*Data tied to figure images*.
+---+

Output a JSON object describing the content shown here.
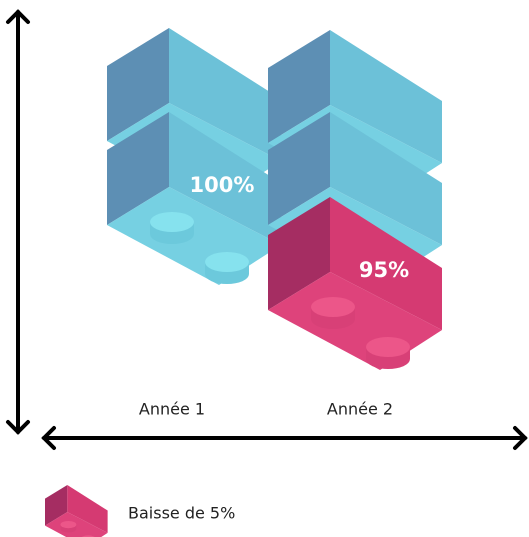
{
  "bricks": {
    "year1_label": "100%",
    "year2_label": "95%"
  },
  "x_labels": [
    "Année 1",
    "Année 2"
  ],
  "legend": {
    "label": "Baisse de 5%"
  }
}
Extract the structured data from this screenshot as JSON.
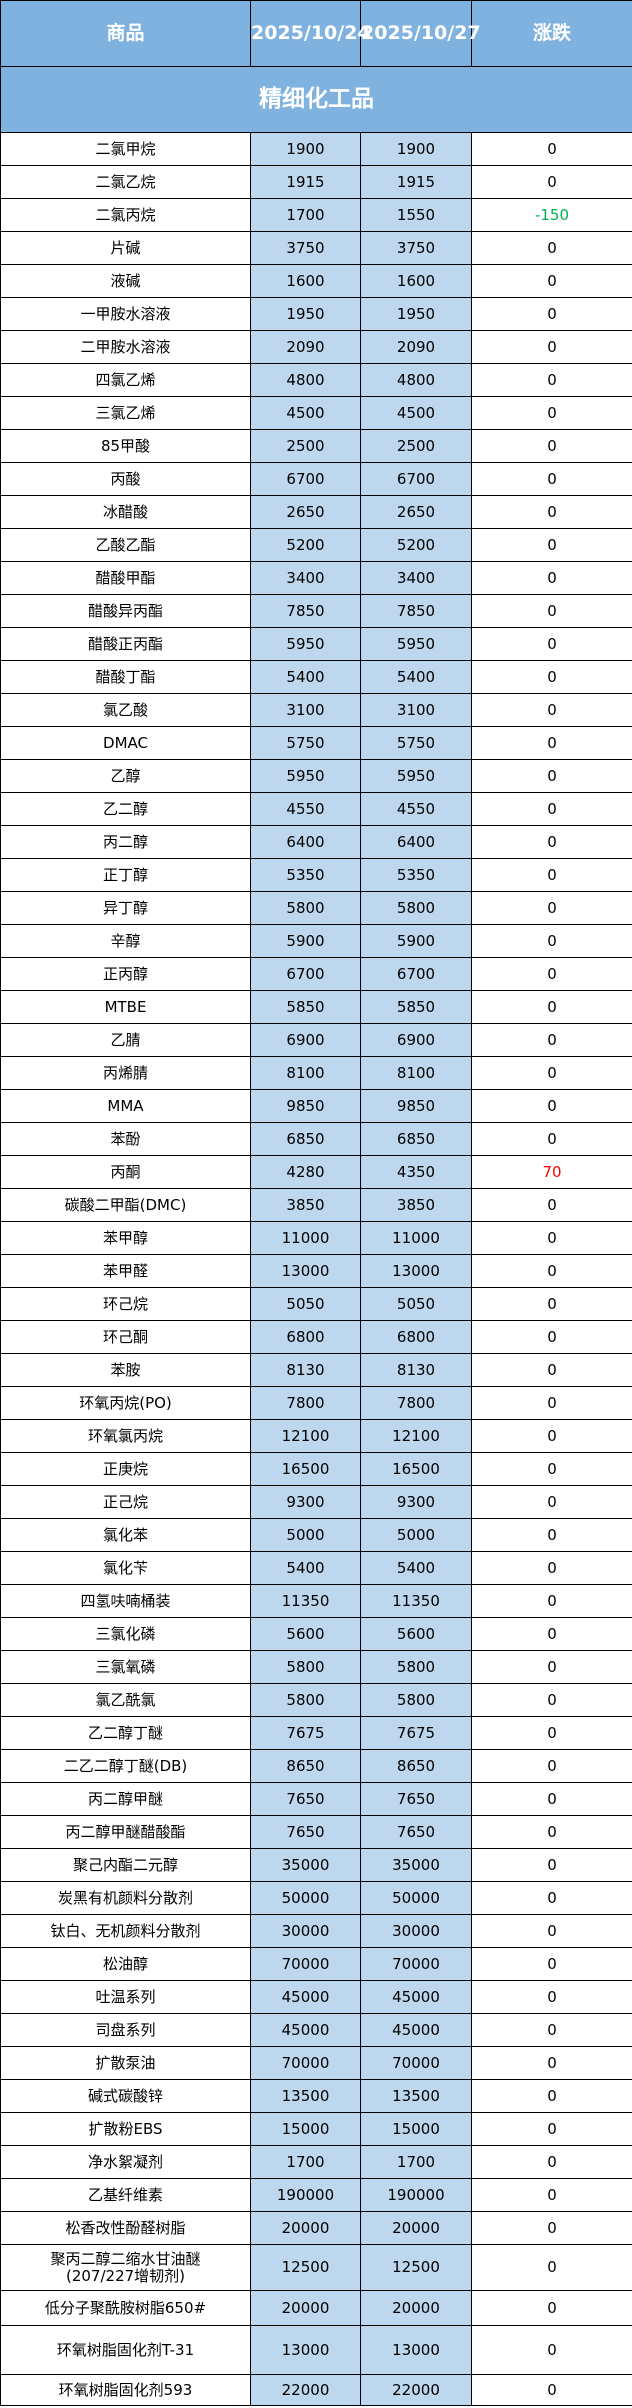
{
  "header": {
    "product": "商品",
    "date1": "2025/10/24",
    "date2": "2025/10/27",
    "change": "涨跌"
  },
  "section_title": "精细化工品",
  "colors": {
    "header_bg": "#7fb2de",
    "price_bg": "#bdd7ee",
    "up": "#ff0000",
    "down": "#00b050"
  },
  "rows": [
    {
      "name": "二氯甲烷",
      "p1": "1900",
      "p2": "1900",
      "chg": "0"
    },
    {
      "name": "二氯乙烷",
      "p1": "1915",
      "p2": "1915",
      "chg": "0"
    },
    {
      "name": "二氯丙烷",
      "p1": "1700",
      "p2": "1550",
      "chg": "-150"
    },
    {
      "name": "片碱",
      "p1": "3750",
      "p2": "3750",
      "chg": "0"
    },
    {
      "name": "液碱",
      "p1": "1600",
      "p2": "1600",
      "chg": "0"
    },
    {
      "name": "一甲胺水溶液",
      "p1": "1950",
      "p2": "1950",
      "chg": "0"
    },
    {
      "name": "二甲胺水溶液",
      "p1": "2090",
      "p2": "2090",
      "chg": "0"
    },
    {
      "name": "四氯乙烯",
      "p1": "4800",
      "p2": "4800",
      "chg": "0"
    },
    {
      "name": "三氯乙烯",
      "p1": "4500",
      "p2": "4500",
      "chg": "0"
    },
    {
      "name": "85甲酸",
      "p1": "2500",
      "p2": "2500",
      "chg": "0"
    },
    {
      "name": "丙酸",
      "p1": "6700",
      "p2": "6700",
      "chg": "0"
    },
    {
      "name": "冰醋酸",
      "p1": "2650",
      "p2": "2650",
      "chg": "0"
    },
    {
      "name": "乙酸乙酯",
      "p1": "5200",
      "p2": "5200",
      "chg": "0"
    },
    {
      "name": "醋酸甲酯",
      "p1": "3400",
      "p2": "3400",
      "chg": "0"
    },
    {
      "name": "醋酸异丙酯",
      "p1": "7850",
      "p2": "7850",
      "chg": "0"
    },
    {
      "name": "醋酸正丙酯",
      "p1": "5950",
      "p2": "5950",
      "chg": "0"
    },
    {
      "name": "醋酸丁酯",
      "p1": "5400",
      "p2": "5400",
      "chg": "0"
    },
    {
      "name": "氯乙酸",
      "p1": "3100",
      "p2": "3100",
      "chg": "0"
    },
    {
      "name": "DMAC",
      "p1": "5750",
      "p2": "5750",
      "chg": "0"
    },
    {
      "name": "乙醇",
      "p1": "5950",
      "p2": "5950",
      "chg": "0"
    },
    {
      "name": "乙二醇",
      "p1": "4550",
      "p2": "4550",
      "chg": "0"
    },
    {
      "name": "丙二醇",
      "p1": "6400",
      "p2": "6400",
      "chg": "0"
    },
    {
      "name": "正丁醇",
      "p1": "5350",
      "p2": "5350",
      "chg": "0"
    },
    {
      "name": "异丁醇",
      "p1": "5800",
      "p2": "5800",
      "chg": "0"
    },
    {
      "name": "辛醇",
      "p1": "5900",
      "p2": "5900",
      "chg": "0"
    },
    {
      "name": "正丙醇",
      "p1": "6700",
      "p2": "6700",
      "chg": "0"
    },
    {
      "name": "MTBE",
      "p1": "5850",
      "p2": "5850",
      "chg": "0"
    },
    {
      "name": "乙腈",
      "p1": "6900",
      "p2": "6900",
      "chg": "0"
    },
    {
      "name": "丙烯腈",
      "p1": "8100",
      "p2": "8100",
      "chg": "0"
    },
    {
      "name": "MMA",
      "p1": "9850",
      "p2": "9850",
      "chg": "0"
    },
    {
      "name": "苯酚",
      "p1": "6850",
      "p2": "6850",
      "chg": "0"
    },
    {
      "name": "丙酮",
      "p1": "4280",
      "p2": "4350",
      "chg": "70"
    },
    {
      "name": "碳酸二甲酯(DMC)",
      "p1": "3850",
      "p2": "3850",
      "chg": "0"
    },
    {
      "name": "苯甲醇",
      "p1": "11000",
      "p2": "11000",
      "chg": "0"
    },
    {
      "name": "苯甲醛",
      "p1": "13000",
      "p2": "13000",
      "chg": "0"
    },
    {
      "name": "环己烷",
      "p1": "5050",
      "p2": "5050",
      "chg": "0"
    },
    {
      "name": "环己酮",
      "p1": "6800",
      "p2": "6800",
      "chg": "0"
    },
    {
      "name": "苯胺",
      "p1": "8130",
      "p2": "8130",
      "chg": "0"
    },
    {
      "name": "环氧丙烷(PO)",
      "p1": "7800",
      "p2": "7800",
      "chg": "0"
    },
    {
      "name": "环氧氯丙烷",
      "p1": "12100",
      "p2": "12100",
      "chg": "0"
    },
    {
      "name": "正庚烷",
      "p1": "16500",
      "p2": "16500",
      "chg": "0"
    },
    {
      "name": "正己烷",
      "p1": "9300",
      "p2": "9300",
      "chg": "0"
    },
    {
      "name": "氯化苯",
      "p1": "5000",
      "p2": "5000",
      "chg": "0"
    },
    {
      "name": "氯化苄",
      "p1": "5400",
      "p2": "5400",
      "chg": "0"
    },
    {
      "name": "四氢呋喃桶装",
      "p1": "11350",
      "p2": "11350",
      "chg": "0"
    },
    {
      "name": "三氯化磷",
      "p1": "5600",
      "p2": "5600",
      "chg": "0"
    },
    {
      "name": "三氯氧磷",
      "p1": "5800",
      "p2": "5800",
      "chg": "0"
    },
    {
      "name": "氯乙酰氯",
      "p1": "5800",
      "p2": "5800",
      "chg": "0"
    },
    {
      "name": "乙二醇丁醚",
      "p1": "7675",
      "p2": "7675",
      "chg": "0"
    },
    {
      "name": "二乙二醇丁醚(DB)",
      "p1": "8650",
      "p2": "8650",
      "chg": "0"
    },
    {
      "name": "丙二醇甲醚",
      "p1": "7650",
      "p2": "7650",
      "chg": "0"
    },
    {
      "name": "丙二醇甲醚醋酸酯",
      "p1": "7650",
      "p2": "7650",
      "chg": "0"
    },
    {
      "name": "聚己内酯二元醇",
      "p1": "35000",
      "p2": "35000",
      "chg": "0"
    },
    {
      "name": "炭黑有机颜料分散剂",
      "p1": "50000",
      "p2": "50000",
      "chg": "0"
    },
    {
      "name": "钛白、无机颜料分散剂",
      "p1": "30000",
      "p2": "30000",
      "chg": "0"
    },
    {
      "name": "松油醇",
      "p1": "70000",
      "p2": "70000",
      "chg": "0"
    },
    {
      "name": "吐温系列",
      "p1": "45000",
      "p2": "45000",
      "chg": "0"
    },
    {
      "name": "司盘系列",
      "p1": "45000",
      "p2": "45000",
      "chg": "0"
    },
    {
      "name": "扩散泵油",
      "p1": "70000",
      "p2": "70000",
      "chg": "0"
    },
    {
      "name": "碱式碳酸锌",
      "p1": "13500",
      "p2": "13500",
      "chg": "0"
    },
    {
      "name": "扩散粉EBS",
      "p1": "15000",
      "p2": "15000",
      "chg": "0"
    },
    {
      "name": "净水絮凝剂",
      "p1": "1700",
      "p2": "1700",
      "chg": "0"
    },
    {
      "name": "乙基纤维素",
      "p1": "190000",
      "p2": "190000",
      "chg": "0"
    },
    {
      "name": "松香改性酚醛树脂",
      "p1": "20000",
      "p2": "20000",
      "chg": "0"
    },
    {
      "name": "聚丙二醇二缩水甘油醚\n(207/227增韧剂)",
      "p1": "12500",
      "p2": "12500",
      "chg": "0"
    },
    {
      "name": "低分子聚酰胺树脂650#",
      "p1": "20000",
      "p2": "20000",
      "chg": "0"
    },
    {
      "name": "环氧树脂固化剂T-31",
      "p1": "13000",
      "p2": "13000",
      "chg": "0"
    },
    {
      "name": "环氧树脂固化剂593",
      "p1": "22000",
      "p2": "22000",
      "chg": "0"
    }
  ]
}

+---+

*Description of the task*.
Copy each line above that contains the string "JSON".

*Task result*.
Output a JSON object describing the content shown here.
Extract the structured data from this screenshot as JSON.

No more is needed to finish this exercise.